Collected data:
┏━━
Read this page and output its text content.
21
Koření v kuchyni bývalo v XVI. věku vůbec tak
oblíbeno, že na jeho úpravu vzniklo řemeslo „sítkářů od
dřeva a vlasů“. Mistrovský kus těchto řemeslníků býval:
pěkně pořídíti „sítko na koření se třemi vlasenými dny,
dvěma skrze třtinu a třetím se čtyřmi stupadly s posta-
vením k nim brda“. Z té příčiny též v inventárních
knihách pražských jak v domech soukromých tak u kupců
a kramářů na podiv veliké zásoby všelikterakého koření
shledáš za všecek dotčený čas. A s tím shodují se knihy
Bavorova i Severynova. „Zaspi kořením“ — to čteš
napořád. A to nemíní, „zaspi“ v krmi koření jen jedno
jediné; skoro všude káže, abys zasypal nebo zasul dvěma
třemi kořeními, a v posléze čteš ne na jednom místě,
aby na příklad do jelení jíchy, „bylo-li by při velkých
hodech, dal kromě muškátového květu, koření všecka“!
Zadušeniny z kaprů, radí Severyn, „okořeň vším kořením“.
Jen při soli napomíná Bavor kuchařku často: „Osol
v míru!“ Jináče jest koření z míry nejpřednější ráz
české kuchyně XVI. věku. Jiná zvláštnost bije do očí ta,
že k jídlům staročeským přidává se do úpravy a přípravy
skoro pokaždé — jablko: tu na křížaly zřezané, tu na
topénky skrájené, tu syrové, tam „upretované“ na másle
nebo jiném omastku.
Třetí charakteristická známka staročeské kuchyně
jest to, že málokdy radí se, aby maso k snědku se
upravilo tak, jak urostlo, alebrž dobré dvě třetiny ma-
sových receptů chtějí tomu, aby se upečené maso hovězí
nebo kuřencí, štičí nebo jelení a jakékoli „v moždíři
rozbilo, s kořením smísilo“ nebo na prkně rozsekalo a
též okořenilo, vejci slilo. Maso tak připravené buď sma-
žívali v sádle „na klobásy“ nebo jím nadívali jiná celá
┗━━
Give all the records again. Match them exactly.

(The completed task):
Read this page and output its text content.
21
Koření v kuchyni bývalo v XVI. věku vůbec tak
oblíbeno, že na jeho úpravu vzniklo řemeslo „sítkářů od
dřeva a vlasů“. Mistrovský kus těchto řemeslníků býval:
pěkně pořídíti „sítko na koření se třemi vlasenými dny,
dvěma skrze třtinu a třetím se čtyřmi stupadly s posta-
vením k nim brda“. Z té příčiny též v inventárních
knihách pražských jak v domech soukromých tak u kupců
a kramářů na podiv veliké zásoby všelikterakého koření
shledáš za všecek dotčený čas. A s tím shodují se knihy
Bavorova i Severynova. „Zaspi kořením“ — to čteš
napořád. A to nemíní, „zaspi“ v krmi koření jen jedno
jediné; skoro všude káže, abys zasypal nebo zasul dvěma
třemi kořeními, a v posléze čteš ne na jednom místě,
aby na příklad do jelení jíchy, „bylo-li by při velkých
hodech, dal kromě muškátového květu, koření všecka“!
Zadušeniny z kaprů, radí Severyn, „okořeň vším kořením“.
Jen při soli napomíná Bavor kuchařku často: „Osol
v míru!“ Jináče jest koření z míry nejpřednější ráz
české kuchyně XVI. věku. Jiná zvláštnost bije do očí ta,
že k jídlům staročeským přidává se do úpravy a přípravy
skoro pokaždé — jablko: tu na křížaly zřezané, tu na
topénky skrájené, tu syrové, tam „upretované“ na másle
nebo jiném omastku.
Třetí charakteristická známka staročeské kuchyně
jest to, že málokdy radí se, aby maso k snědku se
upravilo tak, jak urostlo, alebrž dobré dvě třetiny ma-
sových receptů chtějí tomu, aby se upečené maso hovězí
nebo kuřencí, štičí nebo jelení a jakékoli „v moždíři
rozbilo, s kořením smísilo“ nebo na prkně rozsekalo a
též okořenilo, vejci slilo. Maso tak připravené buď sma-
žívali v sádle „na klobásy“ nebo jím nadívali jiná celá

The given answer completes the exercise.